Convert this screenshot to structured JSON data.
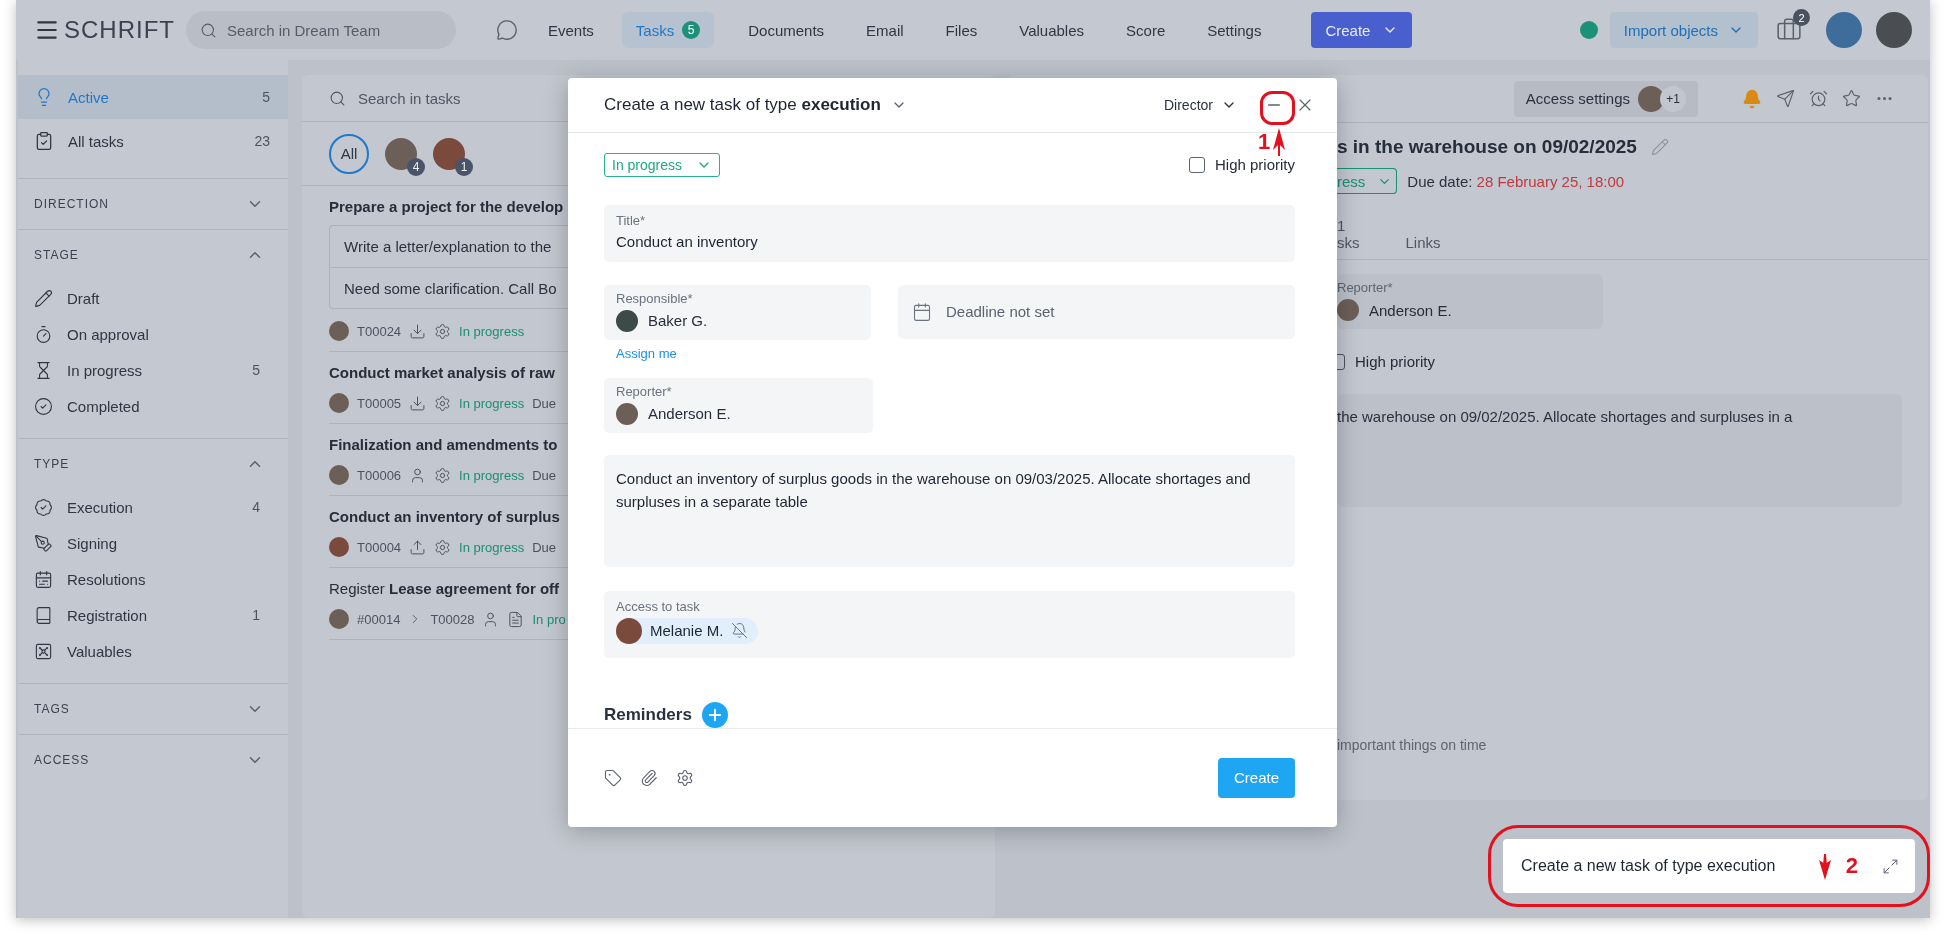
{
  "topbar": {
    "logo": "SCHRIFT",
    "search": {
      "placeholder": "Search in Dream Team"
    },
    "nav": [
      {
        "label": "Events",
        "selected": false
      },
      {
        "label": "Tasks",
        "selected": true,
        "badge": "5"
      },
      {
        "label": "Documents",
        "selected": false
      },
      {
        "label": "Email",
        "selected": false
      },
      {
        "label": "Files",
        "selected": false
      },
      {
        "label": "Valuables",
        "selected": false
      },
      {
        "label": "Score",
        "selected": false
      },
      {
        "label": "Settings",
        "selected": false
      }
    ],
    "create_button": "Create",
    "import_button": "Import objects",
    "briefcase_badge": "2"
  },
  "sidebar": {
    "items": [
      {
        "label": "Active",
        "count": "5",
        "selected": true
      },
      {
        "label": "All tasks",
        "count": "23",
        "selected": false
      }
    ],
    "sections": [
      {
        "title": "DIRECTION",
        "expanded": false
      },
      {
        "title": "STAGE",
        "expanded": true,
        "items": [
          {
            "label": "Draft"
          },
          {
            "label": "On approval"
          },
          {
            "label": "In progress",
            "count": "5"
          },
          {
            "label": "Completed"
          }
        ]
      },
      {
        "title": "TYPE",
        "expanded": true,
        "items": [
          {
            "label": "Execution",
            "count": "4"
          },
          {
            "label": "Signing"
          },
          {
            "label": "Resolutions"
          },
          {
            "label": "Registration",
            "count": "1"
          },
          {
            "label": "Valuables"
          }
        ]
      },
      {
        "title": "TAGS",
        "expanded": false
      },
      {
        "title": "ACCESS",
        "expanded": false
      }
    ]
  },
  "task_list": {
    "search": {
      "placeholder": "Search in tasks"
    },
    "filters": [
      {
        "label": "All",
        "selected": true
      },
      {
        "badge": "4",
        "selected": false
      },
      {
        "badge": "1",
        "selected": false
      }
    ],
    "tasks": [
      {
        "title": "Prepare a project for the develop",
        "subitems": [
          "Write a letter/explanation to the",
          "Need some clarification. Call Bo"
        ],
        "code": "T00024",
        "status": "In progress"
      },
      {
        "title": "Conduct market analysis of raw",
        "code": "T00005",
        "status": "In progress",
        "due": "Due"
      },
      {
        "title": "Finalization and amendments to",
        "code": "T00006",
        "status": "In progress",
        "due": "Due"
      },
      {
        "title": "Conduct an inventory of surplus",
        "code": "T00004",
        "status": "In progress",
        "due": "Due"
      },
      {
        "title": "Register **Lease agreement for off**",
        "parent": "#00014",
        "code": "T00028",
        "status": "In pro"
      }
    ]
  },
  "task_detail": {
    "access_button": "Access settings",
    "access_extra": "+1",
    "title": "s in the warehouse on 09/02/2025",
    "status": "ress",
    "due_label": "Due date:",
    "due_date": "28 February 25, 18:00",
    "tabs": [
      {
        "count": "1",
        "label": "sks"
      },
      {
        "label": "Links"
      }
    ],
    "reporter": {
      "label": "Reporter*",
      "name": "Anderson E."
    },
    "high_priority": {
      "label": "High priority",
      "checked": false
    },
    "description": "the warehouse on 09/02/2025. Allocate shortages and surpluses in a",
    "hint": "important things on time"
  },
  "modal": {
    "title": "Create a new task of type **execution**",
    "role": "Director",
    "status": "In progress",
    "high_priority": {
      "label": "High priority",
      "checked": false
    },
    "title_field": {
      "label": "Title*",
      "value": "Conduct an inventory"
    },
    "responsible": {
      "label": "Responsible*",
      "name": "Baker G.",
      "assign_link": "Assign me"
    },
    "deadline": {
      "placeholder": "Deadline not set"
    },
    "reporter": {
      "label": "Reporter*",
      "name": "Anderson E."
    },
    "description": "Conduct an inventory of surplus goods in the warehouse on 09/03/2025. Allocate shortages and surpluses in a separate table",
    "access": {
      "label": "Access to task",
      "people": [
        {
          "name": "Melanie M."
        }
      ]
    },
    "reminders": "Reminders",
    "create_button": "Create"
  },
  "minimized": {
    "title": "Create a new task of type execution"
  },
  "annotations": [
    {
      "label": "1"
    },
    {
      "label": "2"
    }
  ]
}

→ **The task**: Copy each line of the records precisely and drop any images they hold.

→ **The solution**:
Convert this screenshot to structured JSON data.
{
  "topbar": {
    "logo": "SCHRIFT",
    "search": {
      "placeholder": "Search in Dream Team"
    },
    "nav": [
      {
        "label": "Events",
        "selected": false
      },
      {
        "label": "Tasks",
        "selected": true,
        "badge": "5"
      },
      {
        "label": "Documents",
        "selected": false
      },
      {
        "label": "Email",
        "selected": false
      },
      {
        "label": "Files",
        "selected": false
      },
      {
        "label": "Valuables",
        "selected": false
      },
      {
        "label": "Score",
        "selected": false
      },
      {
        "label": "Settings",
        "selected": false
      }
    ],
    "create_button": "Create",
    "import_button": "Import objects",
    "briefcase_badge": "2"
  },
  "sidebar": {
    "items": [
      {
        "label": "Active",
        "count": "5",
        "selected": true
      },
      {
        "label": "All tasks",
        "count": "23",
        "selected": false
      }
    ],
    "sections": [
      {
        "title": "DIRECTION",
        "expanded": false
      },
      {
        "title": "STAGE",
        "expanded": true,
        "items": [
          {
            "label": "Draft"
          },
          {
            "label": "On approval"
          },
          {
            "label": "In progress",
            "count": "5"
          },
          {
            "label": "Completed"
          }
        ]
      },
      {
        "title": "TYPE",
        "expanded": true,
        "items": [
          {
            "label": "Execution",
            "count": "4"
          },
          {
            "label": "Signing"
          },
          {
            "label": "Resolutions"
          },
          {
            "label": "Registration",
            "count": "1"
          },
          {
            "label": "Valuables"
          }
        ]
      },
      {
        "title": "TAGS",
        "expanded": false
      },
      {
        "title": "ACCESS",
        "expanded": false
      }
    ]
  },
  "task_list": {
    "search": {
      "placeholder": "Search in tasks"
    },
    "filters": [
      {
        "label": "All",
        "selected": true
      },
      {
        "badge": "4",
        "selected": false
      },
      {
        "badge": "1",
        "selected": false
      }
    ],
    "tasks": [
      {
        "title": "Prepare a project for the develop",
        "subitems": [
          "Write a letter/explanation to the",
          "Need some clarification. Call Bo"
        ],
        "code": "T00024",
        "status": "In progress"
      },
      {
        "title": "Conduct market analysis of raw",
        "code": "T00005",
        "status": "In progress",
        "due": "Due"
      },
      {
        "title": "Finalization and amendments to",
        "code": "T00006",
        "status": "In progress",
        "due": "Due"
      },
      {
        "title": "Conduct an inventory of surplus",
        "code": "T00004",
        "status": "In progress",
        "due": "Due"
      },
      {
        "title": "Register **Lease agreement for off**",
        "parent": "#00014",
        "code": "T00028",
        "status": "In pro"
      }
    ]
  },
  "task_detail": {
    "access_button": "Access settings",
    "access_extra": "+1",
    "title": "s in the warehouse on 09/02/2025",
    "status": "ress",
    "due_label": "Due date:",
    "due_date": "28 February 25, 18:00",
    "tabs": [
      {
        "count": "1",
        "label": "sks"
      },
      {
        "label": "Links"
      }
    ],
    "reporter": {
      "label": "Reporter*",
      "name": "Anderson E."
    },
    "high_priority": {
      "label": "High priority",
      "checked": false
    },
    "description": "the warehouse on 09/02/2025. Allocate shortages and surpluses in a",
    "hint": "important things on time"
  },
  "modal": {
    "title": "Create a new task of type **execution**",
    "role": "Director",
    "status": "In progress",
    "high_priority": {
      "label": "High priority",
      "checked": false
    },
    "title_field": {
      "label": "Title*",
      "value": "Conduct an inventory"
    },
    "responsible": {
      "label": "Responsible*",
      "name": "Baker G.",
      "assign_link": "Assign me"
    },
    "deadline": {
      "placeholder": "Deadline not set"
    },
    "reporter": {
      "label": "Reporter*",
      "name": "Anderson E."
    },
    "description": "Conduct an inventory of surplus goods in the warehouse on 09/03/2025. Allocate shortages and surpluses in a separate table",
    "access": {
      "label": "Access to task",
      "people": [
        {
          "name": "Melanie M."
        }
      ]
    },
    "reminders": "Reminders",
    "create_button": "Create"
  },
  "minimized": {
    "title": "Create a new task of type execution"
  },
  "annotations": [
    {
      "label": "1"
    },
    {
      "label": "2"
    }
  ]
}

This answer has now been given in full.